EXERCISE DETAILS
Exactly reproduce the lines beginning with the line that includes "Extract all readable text from this page." and ending with the last line of the data.

[Extracted records]

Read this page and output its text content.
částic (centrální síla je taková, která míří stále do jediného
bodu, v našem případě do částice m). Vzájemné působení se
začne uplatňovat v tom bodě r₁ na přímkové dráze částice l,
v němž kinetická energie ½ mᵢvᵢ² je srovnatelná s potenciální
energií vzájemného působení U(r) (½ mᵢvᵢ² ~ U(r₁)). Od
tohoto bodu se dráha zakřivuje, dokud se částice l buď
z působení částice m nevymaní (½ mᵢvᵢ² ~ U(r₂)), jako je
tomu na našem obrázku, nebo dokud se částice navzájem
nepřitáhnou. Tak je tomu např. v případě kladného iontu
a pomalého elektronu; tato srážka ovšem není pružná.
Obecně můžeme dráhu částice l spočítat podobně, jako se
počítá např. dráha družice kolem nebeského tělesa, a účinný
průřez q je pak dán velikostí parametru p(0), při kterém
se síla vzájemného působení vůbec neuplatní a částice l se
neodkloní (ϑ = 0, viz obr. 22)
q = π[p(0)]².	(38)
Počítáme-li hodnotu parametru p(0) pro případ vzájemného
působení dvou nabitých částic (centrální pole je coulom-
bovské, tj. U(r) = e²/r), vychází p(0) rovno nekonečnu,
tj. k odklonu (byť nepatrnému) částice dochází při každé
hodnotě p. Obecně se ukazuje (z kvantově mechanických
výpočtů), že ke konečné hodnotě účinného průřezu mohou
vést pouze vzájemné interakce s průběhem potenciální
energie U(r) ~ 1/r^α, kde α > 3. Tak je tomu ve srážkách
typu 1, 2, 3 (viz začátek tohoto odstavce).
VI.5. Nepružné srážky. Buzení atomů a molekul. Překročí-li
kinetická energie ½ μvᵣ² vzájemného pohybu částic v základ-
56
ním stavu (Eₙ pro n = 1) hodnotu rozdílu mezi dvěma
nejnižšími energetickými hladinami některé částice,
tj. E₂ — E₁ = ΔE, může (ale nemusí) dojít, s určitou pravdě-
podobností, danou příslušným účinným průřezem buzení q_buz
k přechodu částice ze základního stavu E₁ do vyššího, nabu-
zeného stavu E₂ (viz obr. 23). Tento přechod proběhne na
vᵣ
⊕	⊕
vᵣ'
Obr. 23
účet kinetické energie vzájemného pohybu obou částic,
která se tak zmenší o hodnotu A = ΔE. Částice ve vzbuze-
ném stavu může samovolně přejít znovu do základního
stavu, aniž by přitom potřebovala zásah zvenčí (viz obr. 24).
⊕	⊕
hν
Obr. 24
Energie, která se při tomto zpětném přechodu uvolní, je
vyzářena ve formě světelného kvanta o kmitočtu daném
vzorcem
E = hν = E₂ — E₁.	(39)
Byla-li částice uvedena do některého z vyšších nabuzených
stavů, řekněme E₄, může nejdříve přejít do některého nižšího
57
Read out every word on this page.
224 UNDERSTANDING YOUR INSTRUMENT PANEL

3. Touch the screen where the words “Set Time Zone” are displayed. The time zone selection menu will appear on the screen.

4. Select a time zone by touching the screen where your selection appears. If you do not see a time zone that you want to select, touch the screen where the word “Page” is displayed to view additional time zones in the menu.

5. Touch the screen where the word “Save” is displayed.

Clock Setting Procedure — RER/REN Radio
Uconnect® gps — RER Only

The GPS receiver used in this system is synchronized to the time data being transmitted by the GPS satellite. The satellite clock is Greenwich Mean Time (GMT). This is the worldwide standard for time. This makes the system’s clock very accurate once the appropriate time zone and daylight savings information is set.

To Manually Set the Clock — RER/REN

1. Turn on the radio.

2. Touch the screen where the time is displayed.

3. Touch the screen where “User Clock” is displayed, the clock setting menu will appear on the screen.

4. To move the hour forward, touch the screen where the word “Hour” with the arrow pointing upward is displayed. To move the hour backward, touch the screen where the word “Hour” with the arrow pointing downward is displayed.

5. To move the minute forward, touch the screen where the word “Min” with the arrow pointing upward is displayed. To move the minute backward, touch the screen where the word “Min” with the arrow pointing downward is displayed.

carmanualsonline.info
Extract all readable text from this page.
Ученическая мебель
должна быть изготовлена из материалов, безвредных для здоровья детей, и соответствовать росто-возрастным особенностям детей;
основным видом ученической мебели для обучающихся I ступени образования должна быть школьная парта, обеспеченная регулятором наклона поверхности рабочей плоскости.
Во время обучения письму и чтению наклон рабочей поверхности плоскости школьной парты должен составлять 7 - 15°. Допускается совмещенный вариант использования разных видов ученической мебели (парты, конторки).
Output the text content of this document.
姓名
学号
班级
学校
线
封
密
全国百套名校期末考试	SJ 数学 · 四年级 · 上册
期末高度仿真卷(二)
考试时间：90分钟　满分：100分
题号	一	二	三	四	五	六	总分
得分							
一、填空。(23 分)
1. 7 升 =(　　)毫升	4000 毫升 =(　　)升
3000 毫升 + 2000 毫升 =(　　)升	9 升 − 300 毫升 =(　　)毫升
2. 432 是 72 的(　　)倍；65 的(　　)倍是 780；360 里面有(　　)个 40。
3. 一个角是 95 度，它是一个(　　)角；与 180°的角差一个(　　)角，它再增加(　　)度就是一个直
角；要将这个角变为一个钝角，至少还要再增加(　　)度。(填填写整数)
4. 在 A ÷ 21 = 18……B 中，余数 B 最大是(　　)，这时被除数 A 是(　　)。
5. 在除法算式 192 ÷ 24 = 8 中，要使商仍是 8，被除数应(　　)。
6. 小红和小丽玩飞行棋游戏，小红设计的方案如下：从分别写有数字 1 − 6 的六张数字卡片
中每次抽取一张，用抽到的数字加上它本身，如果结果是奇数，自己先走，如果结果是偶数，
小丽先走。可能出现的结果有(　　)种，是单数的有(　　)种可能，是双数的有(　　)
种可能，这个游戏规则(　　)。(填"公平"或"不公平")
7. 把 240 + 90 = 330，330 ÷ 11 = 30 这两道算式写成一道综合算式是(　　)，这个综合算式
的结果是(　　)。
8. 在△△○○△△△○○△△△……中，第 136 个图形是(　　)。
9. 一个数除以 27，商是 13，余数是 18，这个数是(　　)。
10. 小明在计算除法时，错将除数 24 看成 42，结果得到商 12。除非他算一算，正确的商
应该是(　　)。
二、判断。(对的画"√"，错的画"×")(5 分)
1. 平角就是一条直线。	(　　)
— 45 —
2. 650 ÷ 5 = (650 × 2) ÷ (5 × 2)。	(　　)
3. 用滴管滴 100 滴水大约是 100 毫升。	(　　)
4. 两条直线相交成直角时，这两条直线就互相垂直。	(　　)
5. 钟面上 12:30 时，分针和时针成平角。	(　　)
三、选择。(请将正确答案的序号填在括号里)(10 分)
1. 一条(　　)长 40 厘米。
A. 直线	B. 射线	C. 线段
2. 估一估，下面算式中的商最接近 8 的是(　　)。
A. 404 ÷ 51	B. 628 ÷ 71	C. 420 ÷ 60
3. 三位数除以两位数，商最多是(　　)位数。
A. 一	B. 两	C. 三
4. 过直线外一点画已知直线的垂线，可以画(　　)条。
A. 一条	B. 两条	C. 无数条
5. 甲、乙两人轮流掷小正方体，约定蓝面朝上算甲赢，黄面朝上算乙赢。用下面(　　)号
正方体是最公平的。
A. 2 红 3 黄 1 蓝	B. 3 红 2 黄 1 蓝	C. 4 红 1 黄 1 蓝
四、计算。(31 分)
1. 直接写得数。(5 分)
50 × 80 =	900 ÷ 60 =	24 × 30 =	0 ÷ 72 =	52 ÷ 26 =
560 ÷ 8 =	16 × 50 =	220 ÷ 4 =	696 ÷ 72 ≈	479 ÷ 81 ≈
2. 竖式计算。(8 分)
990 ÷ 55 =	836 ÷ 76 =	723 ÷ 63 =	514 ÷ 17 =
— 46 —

SOLUTION BELOW
Extract all readable text from this page.
Ученическая мебель
должна быть изготовлена из материалов, безвредных для здоровья детей, и соответствовать росто-возрастным особенностям детей;
основным видом ученической мебели для обучающихся I ступени образования должна быть школьная парта, обеспеченная регулятором наклона поверхности рабочей плоскости.
Во время обучения письму и чтению наклон рабочей поверхности плоскости школьной парты должен составлять 7 - 15°. Допускается совмещенный вариант использования разных видов ученической мебели (парты, конторки).
Output the text content of this document.
姓名
学号
班级
学校
线
封
密
全国百套名校期末考试	SJ 数学 · 四年级 · 上册
期末高度仿真卷(二)
考试时间：90分钟　满分：100分
题号	一	二	三	四	五	六	总分
得分							
一、填空。(23 分)
1. 7 升 =(　　)毫升	4000 毫升 =(　　)升
3000 毫升 + 2000 毫升 =(　　)升	9 升 − 300 毫升 =(　　)毫升
2. 432 是 72 的(　　)倍；65 的(　　)倍是 780；360 里面有(　　)个 40。
3. 一个角是 95 度，它是一个(　　)角；与 180°的角差一个(　　)角，它再增加(　　)度就是一个直
角；要将这个角变为一个钝角，至少还要再增加(　　)度。(填填写整数)
4. 在 A ÷ 21 = 18……B 中，余数 B 最大是(　　)，这时被除数 A 是(　　)。
5. 在除法算式 192 ÷ 24 = 8 中，要使商仍是 8，被除数应(　　)。
6. 小红和小丽玩飞行棋游戏，小红设计的方案如下：从分别写有数字 1 − 6 的六张数字卡片
中每次抽取一张，用抽到的数字加上它本身，如果结果是奇数，自己先走，如果结果是偶数，
小丽先走。可能出现的结果有(　　)种，是单数的有(　　)种可能，是双数的有(　　)
种可能，这个游戏规则(　　)。(填"公平"或"不公平")
7. 把 240 + 90 = 330，330 ÷ 11 = 30 这两道算式写成一道综合算式是(　　)，这个综合算式
的结果是(　　)。
8. 在△△○○△△△○○△△△……中，第 136 个图形是(　　)。
9. 一个数除以 27，商是 13，余数是 18，这个数是(　　)。
10. 小明在计算除法时，错将除数 24 看成 42，结果得到商 12。除非他算一算，正确的商
应该是(　　)。
二、判断。(对的画"√"，错的画"×")(5 分)
1. 平角就是一条直线。	(　　)
— 45 —
2. 650 ÷ 5 = (650 × 2) ÷ (5 × 2)。	(　　)
3. 用滴管滴 100 滴水大约是 100 毫升。	(　　)
4. 两条直线相交成直角时，这两条直线就互相垂直。	(　　)
5. 钟面上 12:30 时，分针和时针成平角。	(　　)
三、选择。(请将正确答案的序号填在括号里)(10 分)
1. 一条(　　)长 40 厘米。
A. 直线	B. 射线	C. 线段
2. 估一估，下面算式中的商最接近 8 的是(　　)。
A. 404 ÷ 51	B. 628 ÷ 71	C. 420 ÷ 60
3. 三位数除以两位数，商最多是(　　)位数。
A. 一	B. 两	C. 三
4. 过直线外一点画已知直线的垂线，可以画(　　)条。
A. 一条	B. 两条	C. 无数条
5. 甲、乙两人轮流掷小正方体，约定蓝面朝上算甲赢，黄面朝上算乙赢。用下面(　　)号
正方体是最公平的。
A. 2 红 3 黄 1 蓝	B. 3 红 2 黄 1 蓝	C. 4 红 1 黄 1 蓝
四、计算。(31 分)
1. 直接写得数。(5 分)
50 × 80 =	900 ÷ 60 =	24 × 30 =	0 ÷ 72 =	52 ÷ 26 =
560 ÷ 8 =	16 × 50 =	220 ÷ 4 =	696 ÷ 72 ≈	479 ÷ 81 ≈
2. 竖式计算。(8 分)
990 ÷ 55 =	836 ÷ 76 =	723 ÷ 63 =	514 ÷ 17 =
— 46 —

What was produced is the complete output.